◆ **AVAILABLE DATA**
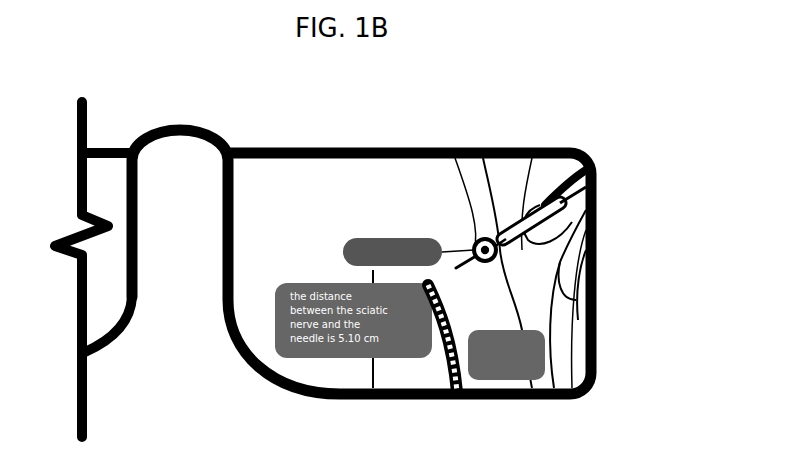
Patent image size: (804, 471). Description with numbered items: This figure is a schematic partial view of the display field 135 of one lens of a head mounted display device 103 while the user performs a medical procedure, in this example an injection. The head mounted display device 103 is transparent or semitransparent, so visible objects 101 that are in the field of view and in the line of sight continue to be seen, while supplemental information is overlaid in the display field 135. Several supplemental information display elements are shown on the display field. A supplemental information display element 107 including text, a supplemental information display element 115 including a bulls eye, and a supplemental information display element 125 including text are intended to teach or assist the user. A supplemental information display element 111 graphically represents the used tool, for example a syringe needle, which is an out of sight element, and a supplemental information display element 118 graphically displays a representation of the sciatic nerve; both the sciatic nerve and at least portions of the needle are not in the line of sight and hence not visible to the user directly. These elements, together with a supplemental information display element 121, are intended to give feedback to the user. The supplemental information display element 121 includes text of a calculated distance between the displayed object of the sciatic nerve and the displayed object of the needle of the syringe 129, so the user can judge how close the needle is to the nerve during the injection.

The visible objects 101 is at (232, 308).
The supplemental information display element 121 is at (248, 343).
The head mounted display device 103 is at (556, 396).
The supplemental information display element 107 is at (343, 252).
The supplemental information display element 111 is at (469, 262).
The supplemental information display element 115 is at (520, 258).
The supplemental information display element 118 is at (481, 396).
The supplemental information display element 125 is at (515, 396).
The syringe 129 is at (466, 204).
The display field 135 is at (536, 178).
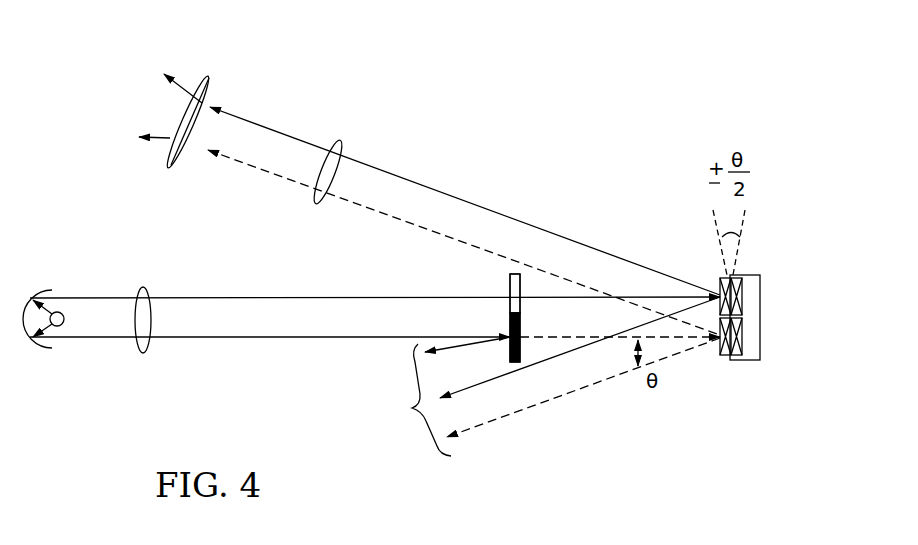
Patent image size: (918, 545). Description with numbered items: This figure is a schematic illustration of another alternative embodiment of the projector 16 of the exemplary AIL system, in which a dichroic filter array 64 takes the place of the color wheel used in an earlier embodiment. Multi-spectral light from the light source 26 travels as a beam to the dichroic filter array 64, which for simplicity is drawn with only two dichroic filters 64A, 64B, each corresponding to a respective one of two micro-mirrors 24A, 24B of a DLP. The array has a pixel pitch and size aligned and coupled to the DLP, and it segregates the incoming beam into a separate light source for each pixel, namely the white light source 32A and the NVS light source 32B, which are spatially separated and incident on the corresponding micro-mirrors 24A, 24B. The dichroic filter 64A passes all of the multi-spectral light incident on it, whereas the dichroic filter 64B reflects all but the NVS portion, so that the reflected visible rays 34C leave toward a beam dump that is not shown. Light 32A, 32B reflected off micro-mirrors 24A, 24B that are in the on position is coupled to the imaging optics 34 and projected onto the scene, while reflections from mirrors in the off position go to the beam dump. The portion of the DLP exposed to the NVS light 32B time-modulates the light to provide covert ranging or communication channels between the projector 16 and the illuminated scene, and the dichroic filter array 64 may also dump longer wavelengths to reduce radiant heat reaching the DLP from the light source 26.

The projector 16 is at (624, 100).
The light source 26 is at (66, 282).
The white light source 32A is at (553, 297).
The NVS light source 32B is at (588, 337).
The imaging optics 34 is at (211, 80).
The reflected light beams 34C is at (467, 346).
The dichroic filter array 64 is at (515, 274).
The dichroic filter 64A is at (510, 280).
The dichroic filter 64B is at (517, 362).
The micro-mirror 24A is at (777, 278).
The micro-mirror 24B is at (777, 318).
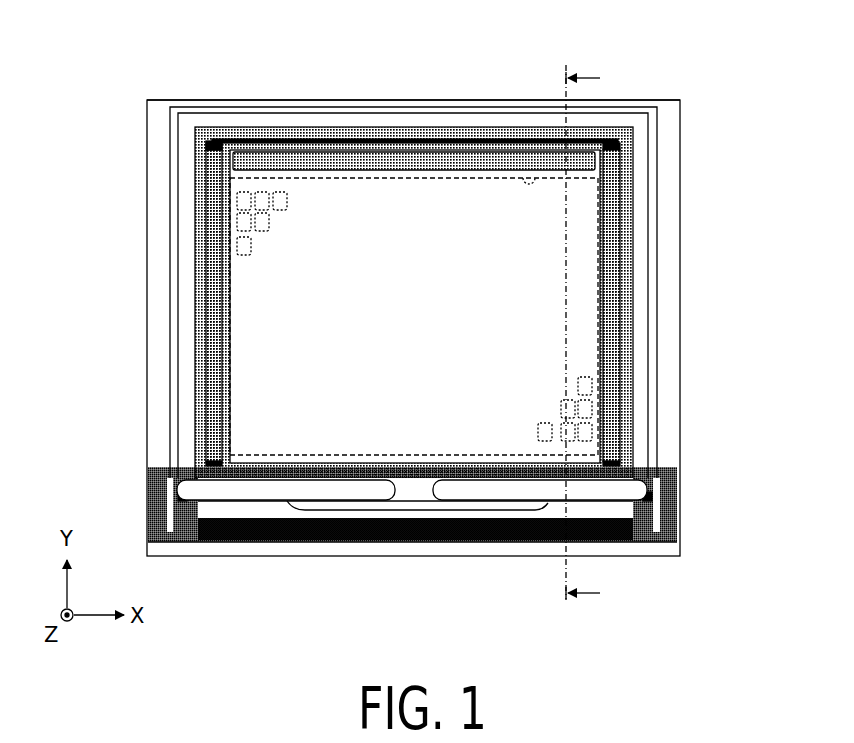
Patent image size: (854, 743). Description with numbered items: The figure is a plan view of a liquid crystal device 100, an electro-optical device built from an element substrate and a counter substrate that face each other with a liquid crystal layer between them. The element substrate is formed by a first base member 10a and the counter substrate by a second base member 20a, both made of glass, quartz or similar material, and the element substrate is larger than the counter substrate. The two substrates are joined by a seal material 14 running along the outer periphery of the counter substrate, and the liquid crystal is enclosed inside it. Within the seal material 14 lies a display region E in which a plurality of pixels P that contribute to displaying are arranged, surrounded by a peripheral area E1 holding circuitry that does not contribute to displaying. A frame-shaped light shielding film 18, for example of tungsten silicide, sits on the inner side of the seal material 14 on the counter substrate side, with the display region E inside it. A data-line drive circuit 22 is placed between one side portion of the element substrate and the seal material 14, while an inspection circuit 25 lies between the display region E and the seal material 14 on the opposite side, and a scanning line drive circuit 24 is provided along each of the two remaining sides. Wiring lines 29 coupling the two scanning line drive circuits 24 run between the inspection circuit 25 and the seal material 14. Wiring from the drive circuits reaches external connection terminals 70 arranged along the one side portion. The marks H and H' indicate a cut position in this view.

The liquid crystal device 100 is at (718, 35).
The first base member 10a is at (248, 100).
The seal material 14 is at (657, 220).
The second base member 20a is at (288, 106).
The scanning line drive circuit 24 is at (215, 320).
The peripheral area E1 is at (220, 140).
The wiring lines 29 is at (385, 137).
The inspection circuit 25 is at (460, 160).
The light shielding film 18 is at (300, 462).
The display region E is at (533, 186).
The pixels P is at (256, 240).
The data-line drive circuit 22 is at (212, 510).
The external connection terminals 70 is at (299, 546).
The dimension H' is at (596, 332).
The dimension H is at (593, 595).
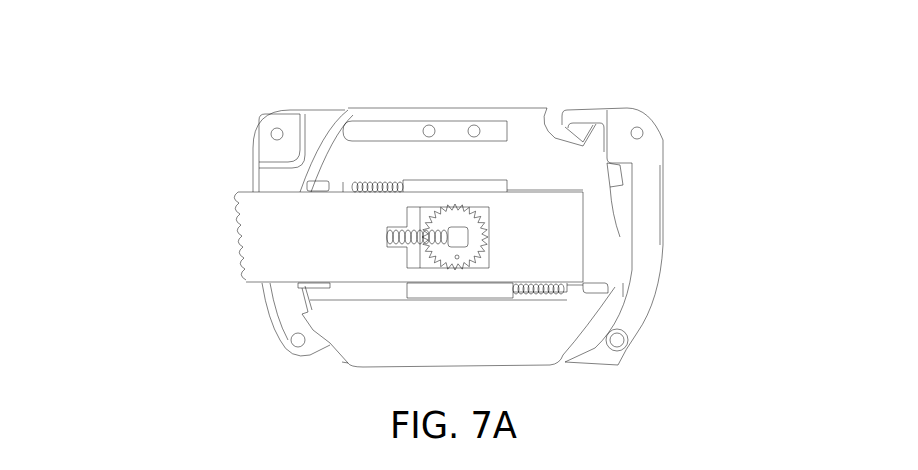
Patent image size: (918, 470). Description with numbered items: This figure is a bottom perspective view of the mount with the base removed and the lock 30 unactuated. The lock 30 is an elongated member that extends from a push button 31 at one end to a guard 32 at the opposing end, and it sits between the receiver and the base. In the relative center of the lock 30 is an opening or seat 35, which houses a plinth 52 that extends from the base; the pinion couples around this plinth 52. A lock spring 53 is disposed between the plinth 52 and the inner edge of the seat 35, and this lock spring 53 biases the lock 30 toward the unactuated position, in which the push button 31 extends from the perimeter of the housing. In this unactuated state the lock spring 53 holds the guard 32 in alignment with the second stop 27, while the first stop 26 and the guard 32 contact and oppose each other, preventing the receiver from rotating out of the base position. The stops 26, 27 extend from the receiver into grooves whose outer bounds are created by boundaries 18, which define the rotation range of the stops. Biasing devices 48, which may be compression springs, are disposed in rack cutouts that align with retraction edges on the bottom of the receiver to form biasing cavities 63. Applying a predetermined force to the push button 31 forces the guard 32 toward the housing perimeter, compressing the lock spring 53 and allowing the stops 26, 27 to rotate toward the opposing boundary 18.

The boundary 18 is at (347, 108).
The first stop 26 is at (550, 112).
The second stop 27 is at (305, 312).
The lock 30 is at (312, 230).
The push button 31 is at (235, 247).
The guard 32 is at (655, 148).
The seat 35 is at (413, 262).
The biasing device 48 is at (285, 140).
The plinth 52 is at (467, 235).
The lock spring 53 is at (387, 250).
The biasing cavity 63 is at (382, 180).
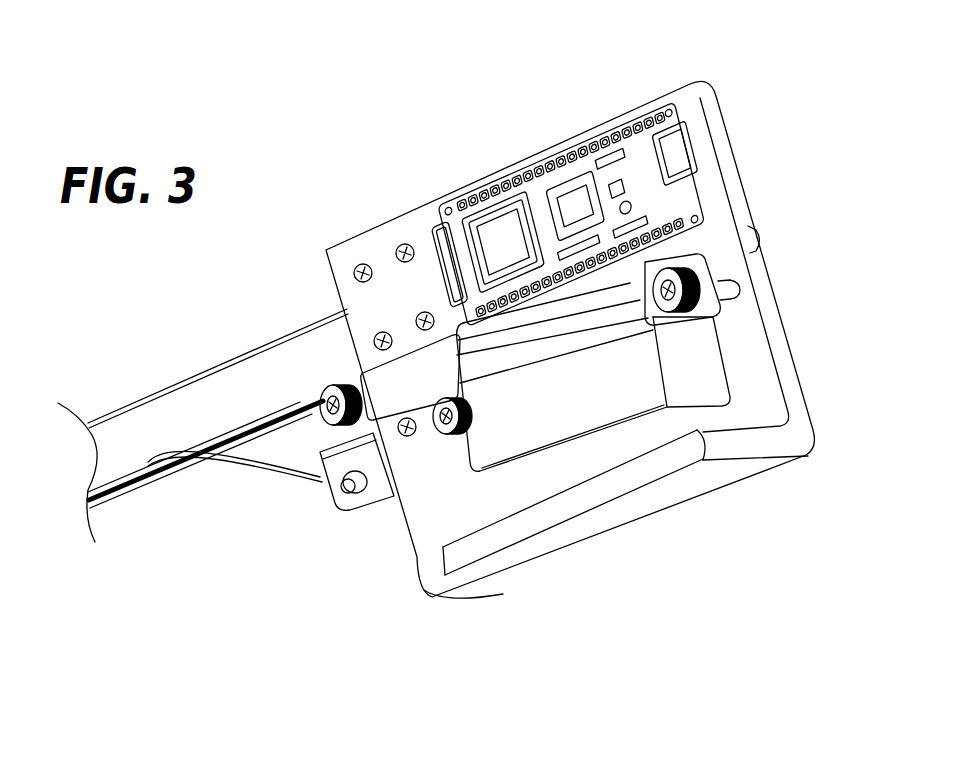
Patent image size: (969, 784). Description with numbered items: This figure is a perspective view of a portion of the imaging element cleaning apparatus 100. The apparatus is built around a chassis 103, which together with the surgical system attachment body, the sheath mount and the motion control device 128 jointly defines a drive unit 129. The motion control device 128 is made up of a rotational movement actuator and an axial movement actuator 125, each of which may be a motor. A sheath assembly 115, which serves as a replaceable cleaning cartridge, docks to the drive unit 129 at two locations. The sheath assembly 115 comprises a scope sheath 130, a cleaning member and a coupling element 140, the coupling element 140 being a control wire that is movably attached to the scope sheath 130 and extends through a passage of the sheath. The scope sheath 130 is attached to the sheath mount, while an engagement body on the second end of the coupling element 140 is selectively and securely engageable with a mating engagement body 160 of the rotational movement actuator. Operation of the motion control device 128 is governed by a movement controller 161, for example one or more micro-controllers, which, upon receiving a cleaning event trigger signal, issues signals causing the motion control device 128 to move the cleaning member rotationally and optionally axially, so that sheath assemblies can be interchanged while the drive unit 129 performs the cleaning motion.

The imaging element cleaning apparatus 100 is at (340, 158).
The chassis 103 is at (510, 578).
The sheath assembly 115 is at (137, 393).
The axial movement actuator 125 is at (618, 395).
The motion control device 128 is at (695, 355).
The drive unit 129 is at (607, 534).
The scope sheath 130 is at (287, 337).
The coupling element 140 is at (257, 470).
The mating engagement body 160 is at (370, 505).
The movement controller 161 is at (626, 125).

◆ **INSTRUCTION**
Lay out every line of the data above as a numbered list, omitting blank lines and leaving the pictures out.

◆ **SOLUTION**
1. Patent image size: (804, 471). Description with numbered items: This figure is a schematic partial view of the display field 135 of one lens of a head mounted display device 103 while the user performs a medical procedure, in this example an injection. The head mounted display device 103 is transparent or semitransparent, so visible objects 101 that are in the field of view and in the line of sight continue to be seen, while supplemental information is overlaid in the display field 135. Several supplemental information display elements are shown on the display field. A supplemental information display element 107 including text, a supplemental information display element 115 including a bulls eye, and a supplemental information display element 125 including text are intended to teach or assist the user. A supplemental information display element 111 graphically represents the used tool, for example a syringe needle, which is an out of sight element, and a supplemental information display element 118 graphically displays a representation of the sciatic nerve; both the sciatic nerve and at least portions of the needle are not in the line of sight and hence not visible to the user directly. These elements, together with a supplemental information display element 121, are intended to give feedback to the user. The supplemental information display element 121 includes text of a calculated distance between the displayed object of the sciatic nerve and the displayed object of the needle of the syringe 129, so the user can judge how close the needle is to the nerve during the injection.
2. The visible objects 101 is at (232, 308).
3. The supplemental information display element 121 is at (248, 343).
4. The head mounted display device 103 is at (556, 396).
5. The supplemental information display element 107 is at (343, 252).
6. The supplemental information display element 111 is at (469, 262).
7. The supplemental information display element 115 is at (520, 258).
8. The supplemental information display element 118 is at (481, 396).
9. The supplemental information display element 125 is at (515, 396).
10. The syringe 129 is at (466, 204).
11. The display field 135 is at (536, 178).
12. Patent image size: (918, 545). Description with numbered items: This figure is a schematic illustration of another alternative embodiment of the projector 16 of the exemplary AIL system, in which a dichroic filter array 64 takes the place of the color wheel used in an earlier embodiment. Multi-spectral light from the light source 26 travels as a beam to the dichroic filter array 64, which for simplicity is drawn with only two dichroic filters 64A, 64B, each corresponding to a respective one of two micro-mirrors 24A, 24B of a DLP. The array has a pixel pitch and size aligned and coupled to the DLP, and it segregates the incoming beam into a separate light source for each pixel, namely the white light source 32A and the NVS light source 32B, which are spatially separated and incident on the corresponding micro-mirrors 24A, 24B. The dichroic filter 64A passes all of the multi-spectral light incident on it, whereas the dichroic filter 64B reflects all but the NVS portion, so that the reflected visible rays 34C leave toward a beam dump that is not shown. Light 32A, 32B reflected off micro-mirrors 24A, 24B that are in the on position is coupled to the imaging optics 34 and projected onto the scene, while reflections from mirrors in the off position go to the beam dump. The portion of the DLP exposed to the NVS light 32B time-modulates the light to provide covert ranging or communication channels between the projector 16 and the illuminated scene, and the dichroic filter array 64 may also dump longer wavelengths to reduce radiant heat reaching the DLP from the light source 26.
13. The projector 16 is at (624, 100).
14. The light source 26 is at (66, 282).
15. The white light source 32A is at (553, 297).
16. The NVS light source 32B is at (588, 337).
17. The imaging optics 34 is at (211, 80).
18. The reflected light beams 34C is at (467, 346).
19. The dichroic filter array 64 is at (515, 274).
20. The dichroic filter 64A is at (510, 280).
21. The dichroic filter 64B is at (517, 362).
22. The micro-mirror 24A is at (777, 278).
23. The micro-mirror 24B is at (777, 318).
24. Patent image size: (854, 743). Description with numbered items: The figure is a plan view of a liquid crystal device 100, an electro-optical device built from an element substrate and a counter substrate that face each other with a liquid crystal layer between them. The element substrate is formed by a first base member 10a and the counter substrate by a second base member 20a, both made of glass, quartz or similar material, and the element substrate is larger than the counter substrate. The two substrates are joined by a seal material 14 running along the outer periphery of the counter substrate, and the liquid crystal is enclosed inside it. Within the seal material 14 lies a display region E in which a plurality of pixels P that contribute to displaying are arranged, surrounded by a peripheral area E1 holding circuitry that does not contribute to displaying. A frame-shaped light shielding film 18, for example of tungsten silicide, sits on the inner side of the seal material 14 on the counter substrate side, with the display region E inside it. A data-line drive circuit 22 is placed between one side portion of the element substrate and the seal material 14, while an inspection circuit 25 lies between the display region E and the seal material 14 on the opposite side, and a scanning line drive circuit 24 is provided along each of the two remaining sides. Wiring lines 29 coupling the two scanning line drive circuits 24 run between the inspection circuit 25 and the seal material 14. Wiring from the drive circuits reaches external connection terminals 70 arranged along the one side portion. The marks H and H' indicate a cut position in this view.
25. The liquid crystal device 100 is at (718, 35).
26. The first base member 10a is at (248, 100).
27. The seal material 14 is at (657, 220).
28. The second base member 20a is at (288, 106).
29. The scanning line drive circuit 24 is at (215, 320).
30. The peripheral area E1 is at (220, 140).
31. The wiring lines 29 is at (385, 137).
32. The inspection circuit 25 is at (460, 160).
33. The light shielding film 18 is at (300, 462).
34. The display region E is at (533, 186).
35. The pixels P is at (256, 240).
36. The data-line drive circuit 22 is at (212, 510).
37. The external connection terminals 70 is at (299, 546).
38. The dimension H' is at (596, 332).
39. The dimension H is at (593, 595).
40. Patent image size: (918, 470). Description with numbered items: This figure is a bottom perspective view of the mount with the base removed and the lock 30 unactuated. The lock 30 is an elongated member that extends from a push button 31 at one end to a guard 32 at the opposing end, and it sits between the receiver and the base. In the relative center of the lock 30 is an opening or seat 35, which houses a plinth 52 that extends from the base; the pinion couples around this plinth 52. A lock spring 53 is disposed between the plinth 52 and the inner edge of the seat 35, and this lock spring 53 biases the lock 30 toward the unactuated position, in which the push button 31 extends from the perimeter of the housing. In this unactuated state the lock spring 53 holds the guard 32 in alignment with the second stop 27, while the first stop 26 and the guard 32 contact and oppose each other, preventing the receiver from rotating out of the base position. The stops 26, 27 extend from the receiver into grooves whose outer bounds are created by boundaries 18, which define the rotation range of the stops. Biasing devices 48, which may be compression springs, are disposed in rack cutouts that align with retraction edges on the bottom of the receiver to form biasing cavities 63. Applying a predetermined force to the push button 31 forces the guard 32 toward the housing perimeter, compressing the lock spring 53 and allowing the stops 26, 27 to rotate toward the opposing boundary 18.
41. The boundary 18 is at (347, 108).
42. The first stop 26 is at (550, 112).
43. The second stop 27 is at (305, 312).
44. The lock 30 is at (312, 230).
45. The push button 31 is at (235, 247).
46. The guard 32 is at (655, 148).
47. The seat 35 is at (413, 262).
48. The biasing device 48 is at (285, 140).
49. The plinth 52 is at (467, 235).
50. The lock spring 53 is at (387, 250).
51. The biasing cavity 63 is at (382, 180).
52. Patent image size: (969, 784). Description with numbered items: This figure is a perspective view of a portion of the imaging element cleaning apparatus 100. The apparatus is built around a chassis 103, which together with the surgical system attachment body, the sheath mount and the motion control device 128 jointly defines a drive unit 129. The motion control device 128 is made up of a rotational movement actuator and an axial movement actuator 125, each of which may be a motor. A sheath assembly 115, which serves as a replaceable cleaning cartridge, docks to the drive unit 129 at two locations. The sheath assembly 115 comprises a scope sheath 130, a cleaning member and a coupling element 140, the coupling element 140 being a control wire that is movably attached to the scope sheath 130 and extends through a passage of the sheath. The scope sheath 130 is attached to the sheath mount, while an engagement body on the second end of the coupling element 140 is selectively and securely engageable with a mating engagement body 160 of the rotational movement actuator. Operation of the motion control device 128 is governed by a movement controller 161, for example one or more micro-controllers, which, upon receiving a cleaning event trigger signal, issues signals causing the motion control device 128 to move the cleaning member rotationally and optionally axially, so that sheath assemblies can be interchanged while the drive unit 129 performs the cleaning motion.
53. The imaging element cleaning apparatus 100 is at (340, 158).
54. The chassis 103 is at (510, 578).
55. The sheath assembly 115 is at (137, 393).
56. The axial movement actuator 125 is at (618, 395).
57. The motion control device 128 is at (695, 355).
58. The drive unit 129 is at (607, 534).
59. The scope sheath 130 is at (287, 337).
60. The coupling element 140 is at (257, 470).
61. The mating engagement body 160 is at (370, 505).
62. The movement controller 161 is at (626, 125).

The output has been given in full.